* Problem details *
Search the listing for "heading" and copy every line where it appears.
-- Start Input rows --
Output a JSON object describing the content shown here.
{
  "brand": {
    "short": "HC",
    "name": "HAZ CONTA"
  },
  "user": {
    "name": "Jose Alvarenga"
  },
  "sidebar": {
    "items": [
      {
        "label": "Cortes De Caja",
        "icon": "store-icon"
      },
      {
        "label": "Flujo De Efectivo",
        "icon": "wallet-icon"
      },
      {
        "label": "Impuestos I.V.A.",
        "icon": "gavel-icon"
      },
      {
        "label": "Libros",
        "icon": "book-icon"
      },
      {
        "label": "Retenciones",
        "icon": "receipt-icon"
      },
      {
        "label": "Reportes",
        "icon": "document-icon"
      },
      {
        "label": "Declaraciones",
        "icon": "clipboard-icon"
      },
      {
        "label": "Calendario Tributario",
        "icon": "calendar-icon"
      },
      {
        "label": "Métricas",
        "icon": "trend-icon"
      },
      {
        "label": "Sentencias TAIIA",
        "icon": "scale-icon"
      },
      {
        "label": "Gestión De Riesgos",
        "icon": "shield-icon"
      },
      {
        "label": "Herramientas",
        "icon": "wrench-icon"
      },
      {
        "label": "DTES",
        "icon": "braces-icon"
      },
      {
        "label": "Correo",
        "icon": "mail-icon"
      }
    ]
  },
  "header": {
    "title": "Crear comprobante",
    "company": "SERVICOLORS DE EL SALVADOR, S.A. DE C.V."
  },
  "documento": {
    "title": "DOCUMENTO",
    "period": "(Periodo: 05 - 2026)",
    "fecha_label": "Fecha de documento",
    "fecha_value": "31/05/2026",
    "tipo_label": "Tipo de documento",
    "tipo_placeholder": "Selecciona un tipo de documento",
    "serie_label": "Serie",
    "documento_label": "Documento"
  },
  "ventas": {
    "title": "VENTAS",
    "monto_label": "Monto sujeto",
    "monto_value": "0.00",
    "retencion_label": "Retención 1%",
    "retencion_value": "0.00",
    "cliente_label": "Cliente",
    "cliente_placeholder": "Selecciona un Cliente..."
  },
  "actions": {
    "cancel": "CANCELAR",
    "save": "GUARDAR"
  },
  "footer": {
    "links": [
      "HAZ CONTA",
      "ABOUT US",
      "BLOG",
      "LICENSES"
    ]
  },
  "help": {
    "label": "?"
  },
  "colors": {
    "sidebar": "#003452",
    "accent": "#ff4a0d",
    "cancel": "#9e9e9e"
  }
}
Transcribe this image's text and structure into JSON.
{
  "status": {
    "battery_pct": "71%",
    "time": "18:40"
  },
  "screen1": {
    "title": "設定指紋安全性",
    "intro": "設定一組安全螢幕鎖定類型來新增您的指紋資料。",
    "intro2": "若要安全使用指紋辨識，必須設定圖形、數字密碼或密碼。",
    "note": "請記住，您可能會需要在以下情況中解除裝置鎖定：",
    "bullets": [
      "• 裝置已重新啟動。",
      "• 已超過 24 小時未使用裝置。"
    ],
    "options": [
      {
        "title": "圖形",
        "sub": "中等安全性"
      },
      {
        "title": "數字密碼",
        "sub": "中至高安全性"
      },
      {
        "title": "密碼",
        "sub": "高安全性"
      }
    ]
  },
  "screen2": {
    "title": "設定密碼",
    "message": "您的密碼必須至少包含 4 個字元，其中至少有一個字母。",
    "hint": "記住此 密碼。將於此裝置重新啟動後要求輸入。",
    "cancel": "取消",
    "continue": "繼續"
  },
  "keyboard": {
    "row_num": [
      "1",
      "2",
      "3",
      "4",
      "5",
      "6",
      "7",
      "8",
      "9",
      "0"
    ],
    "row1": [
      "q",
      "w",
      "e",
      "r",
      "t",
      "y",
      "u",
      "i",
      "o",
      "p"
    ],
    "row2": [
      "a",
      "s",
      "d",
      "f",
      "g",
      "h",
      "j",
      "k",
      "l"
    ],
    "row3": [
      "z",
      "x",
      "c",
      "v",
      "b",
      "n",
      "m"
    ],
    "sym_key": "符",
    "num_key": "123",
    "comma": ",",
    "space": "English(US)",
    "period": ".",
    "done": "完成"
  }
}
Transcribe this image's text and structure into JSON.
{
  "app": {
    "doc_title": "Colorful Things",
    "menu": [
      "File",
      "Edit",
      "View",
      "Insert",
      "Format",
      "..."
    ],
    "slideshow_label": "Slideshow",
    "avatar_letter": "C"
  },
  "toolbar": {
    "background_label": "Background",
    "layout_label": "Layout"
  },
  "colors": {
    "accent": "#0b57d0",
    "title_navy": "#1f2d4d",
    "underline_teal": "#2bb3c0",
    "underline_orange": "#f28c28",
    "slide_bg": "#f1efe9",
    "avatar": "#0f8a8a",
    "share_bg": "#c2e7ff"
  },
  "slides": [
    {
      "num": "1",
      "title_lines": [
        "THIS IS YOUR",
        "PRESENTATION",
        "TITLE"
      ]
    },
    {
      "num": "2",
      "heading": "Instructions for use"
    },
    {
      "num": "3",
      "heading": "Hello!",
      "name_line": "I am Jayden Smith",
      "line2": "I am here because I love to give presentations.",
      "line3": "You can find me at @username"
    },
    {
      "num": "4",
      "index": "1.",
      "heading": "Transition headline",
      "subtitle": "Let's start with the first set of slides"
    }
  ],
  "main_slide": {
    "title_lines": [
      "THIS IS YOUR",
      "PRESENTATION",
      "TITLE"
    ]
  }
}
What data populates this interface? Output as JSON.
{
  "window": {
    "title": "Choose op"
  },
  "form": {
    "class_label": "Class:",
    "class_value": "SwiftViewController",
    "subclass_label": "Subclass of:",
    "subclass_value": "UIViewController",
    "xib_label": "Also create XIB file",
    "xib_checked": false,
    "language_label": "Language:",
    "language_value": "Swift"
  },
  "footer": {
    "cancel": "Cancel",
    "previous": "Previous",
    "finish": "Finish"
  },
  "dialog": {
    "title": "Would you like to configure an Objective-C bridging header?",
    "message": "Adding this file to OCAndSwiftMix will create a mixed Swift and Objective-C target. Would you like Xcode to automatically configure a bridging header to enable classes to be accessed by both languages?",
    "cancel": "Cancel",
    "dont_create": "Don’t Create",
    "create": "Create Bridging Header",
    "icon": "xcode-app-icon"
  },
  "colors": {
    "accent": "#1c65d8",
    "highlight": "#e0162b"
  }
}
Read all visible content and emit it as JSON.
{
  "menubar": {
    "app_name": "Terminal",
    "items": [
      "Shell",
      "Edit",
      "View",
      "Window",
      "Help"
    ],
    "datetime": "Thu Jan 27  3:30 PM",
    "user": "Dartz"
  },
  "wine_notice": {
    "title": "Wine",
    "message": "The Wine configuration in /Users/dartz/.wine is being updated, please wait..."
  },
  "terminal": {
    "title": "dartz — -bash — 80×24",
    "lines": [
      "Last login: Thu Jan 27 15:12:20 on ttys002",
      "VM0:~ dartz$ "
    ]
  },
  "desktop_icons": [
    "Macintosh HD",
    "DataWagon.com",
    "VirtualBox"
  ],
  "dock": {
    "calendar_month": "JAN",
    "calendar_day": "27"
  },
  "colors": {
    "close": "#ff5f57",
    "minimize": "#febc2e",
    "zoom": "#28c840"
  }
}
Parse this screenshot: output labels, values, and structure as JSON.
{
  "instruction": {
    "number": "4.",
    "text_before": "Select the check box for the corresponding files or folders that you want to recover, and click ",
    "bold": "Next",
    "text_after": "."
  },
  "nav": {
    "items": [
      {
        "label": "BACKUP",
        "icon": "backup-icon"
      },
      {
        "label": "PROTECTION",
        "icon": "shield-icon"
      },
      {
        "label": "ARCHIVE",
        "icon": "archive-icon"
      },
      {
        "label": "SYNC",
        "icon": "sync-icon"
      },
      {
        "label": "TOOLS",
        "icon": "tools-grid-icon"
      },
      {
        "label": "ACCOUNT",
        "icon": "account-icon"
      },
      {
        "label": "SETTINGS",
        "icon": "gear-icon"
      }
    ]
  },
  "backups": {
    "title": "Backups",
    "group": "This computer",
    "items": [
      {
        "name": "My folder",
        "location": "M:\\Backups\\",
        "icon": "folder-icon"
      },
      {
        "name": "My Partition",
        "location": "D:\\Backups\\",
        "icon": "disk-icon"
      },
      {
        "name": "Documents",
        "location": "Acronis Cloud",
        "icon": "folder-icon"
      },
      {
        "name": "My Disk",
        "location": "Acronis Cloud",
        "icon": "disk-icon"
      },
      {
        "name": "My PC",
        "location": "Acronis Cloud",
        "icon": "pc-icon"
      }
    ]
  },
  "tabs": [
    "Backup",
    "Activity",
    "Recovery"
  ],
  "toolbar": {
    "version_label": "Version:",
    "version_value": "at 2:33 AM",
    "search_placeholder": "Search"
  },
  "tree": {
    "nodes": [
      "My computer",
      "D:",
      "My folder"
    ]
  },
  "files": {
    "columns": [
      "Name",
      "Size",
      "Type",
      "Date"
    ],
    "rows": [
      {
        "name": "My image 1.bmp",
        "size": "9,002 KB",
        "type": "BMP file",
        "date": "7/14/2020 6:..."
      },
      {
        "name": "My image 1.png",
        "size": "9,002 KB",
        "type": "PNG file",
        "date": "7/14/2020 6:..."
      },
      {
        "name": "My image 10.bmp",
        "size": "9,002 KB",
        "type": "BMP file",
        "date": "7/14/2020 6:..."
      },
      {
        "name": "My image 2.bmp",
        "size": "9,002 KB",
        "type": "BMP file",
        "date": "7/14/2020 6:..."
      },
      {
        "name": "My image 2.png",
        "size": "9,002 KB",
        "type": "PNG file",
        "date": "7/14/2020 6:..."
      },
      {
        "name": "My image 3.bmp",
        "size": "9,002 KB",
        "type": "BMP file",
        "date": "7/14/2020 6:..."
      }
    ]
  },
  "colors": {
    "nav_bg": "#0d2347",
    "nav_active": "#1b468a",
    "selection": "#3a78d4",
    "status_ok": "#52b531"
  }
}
-- End Input rows --
* Task answer *
      "heading": "Instructions for use"
      "heading": "Hello!",
      "heading": "Transition headline",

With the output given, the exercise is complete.